**THE REQUEST:** Check each line of the records below and collect those holding "важно".

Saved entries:
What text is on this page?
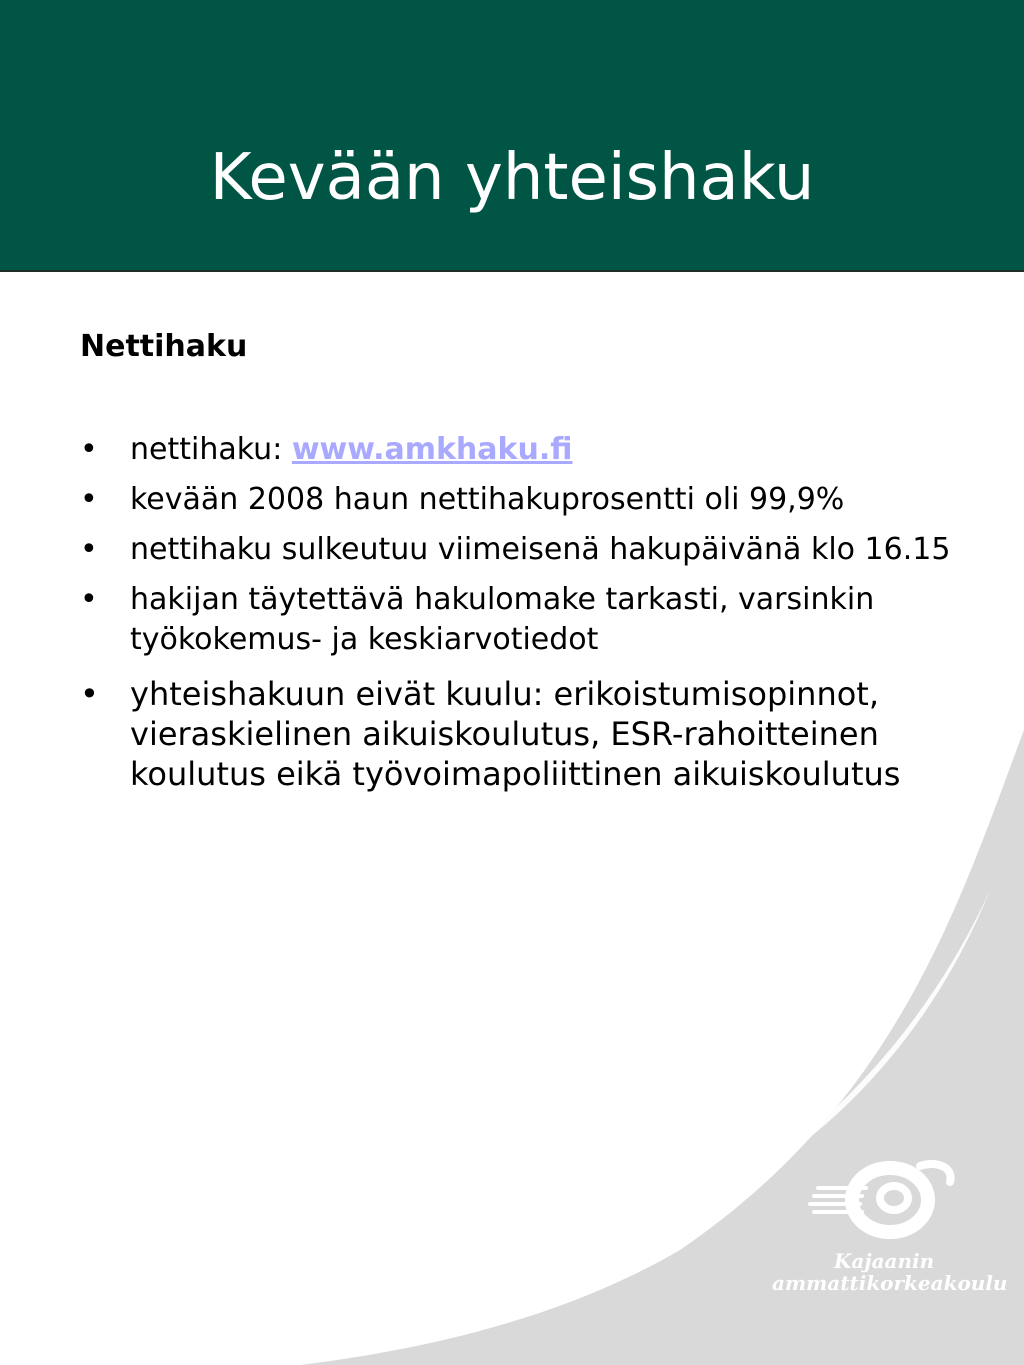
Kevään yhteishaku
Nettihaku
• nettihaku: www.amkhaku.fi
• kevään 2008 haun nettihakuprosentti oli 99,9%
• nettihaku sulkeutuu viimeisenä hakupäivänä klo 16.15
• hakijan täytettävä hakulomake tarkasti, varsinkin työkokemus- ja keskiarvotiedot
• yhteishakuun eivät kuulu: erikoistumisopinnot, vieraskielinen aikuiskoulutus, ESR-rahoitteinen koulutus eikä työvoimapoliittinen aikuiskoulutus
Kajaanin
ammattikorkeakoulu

---

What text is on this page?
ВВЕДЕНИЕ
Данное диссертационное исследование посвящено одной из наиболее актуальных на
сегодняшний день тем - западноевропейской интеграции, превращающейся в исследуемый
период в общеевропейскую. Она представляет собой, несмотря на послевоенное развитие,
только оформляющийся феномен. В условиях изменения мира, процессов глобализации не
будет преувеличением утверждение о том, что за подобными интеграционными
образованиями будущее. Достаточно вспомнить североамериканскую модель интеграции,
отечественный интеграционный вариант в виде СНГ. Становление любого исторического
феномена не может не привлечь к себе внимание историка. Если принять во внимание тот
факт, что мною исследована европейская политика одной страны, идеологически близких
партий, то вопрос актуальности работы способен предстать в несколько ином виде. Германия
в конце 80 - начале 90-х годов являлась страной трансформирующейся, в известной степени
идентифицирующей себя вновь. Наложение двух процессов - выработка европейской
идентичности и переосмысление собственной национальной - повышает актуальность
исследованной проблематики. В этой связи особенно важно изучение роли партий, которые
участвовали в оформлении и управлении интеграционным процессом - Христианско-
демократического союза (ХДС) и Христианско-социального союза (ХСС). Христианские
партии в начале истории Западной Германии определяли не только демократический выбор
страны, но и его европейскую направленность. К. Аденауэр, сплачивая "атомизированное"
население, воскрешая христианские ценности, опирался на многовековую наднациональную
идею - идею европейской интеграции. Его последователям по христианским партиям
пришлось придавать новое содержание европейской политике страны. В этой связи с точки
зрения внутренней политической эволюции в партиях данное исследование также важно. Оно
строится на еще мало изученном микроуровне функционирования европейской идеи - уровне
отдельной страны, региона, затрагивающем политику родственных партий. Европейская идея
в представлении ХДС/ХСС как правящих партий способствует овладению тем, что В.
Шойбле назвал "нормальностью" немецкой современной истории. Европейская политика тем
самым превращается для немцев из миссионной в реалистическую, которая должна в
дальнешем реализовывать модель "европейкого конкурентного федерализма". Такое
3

**RESULT OF THIS TASK:**
исследованной проблематики. В этой связи особенно важно изучение роли партий, которые
зрения внутренней политической эволюции в партиях данное исследование также важно. Оно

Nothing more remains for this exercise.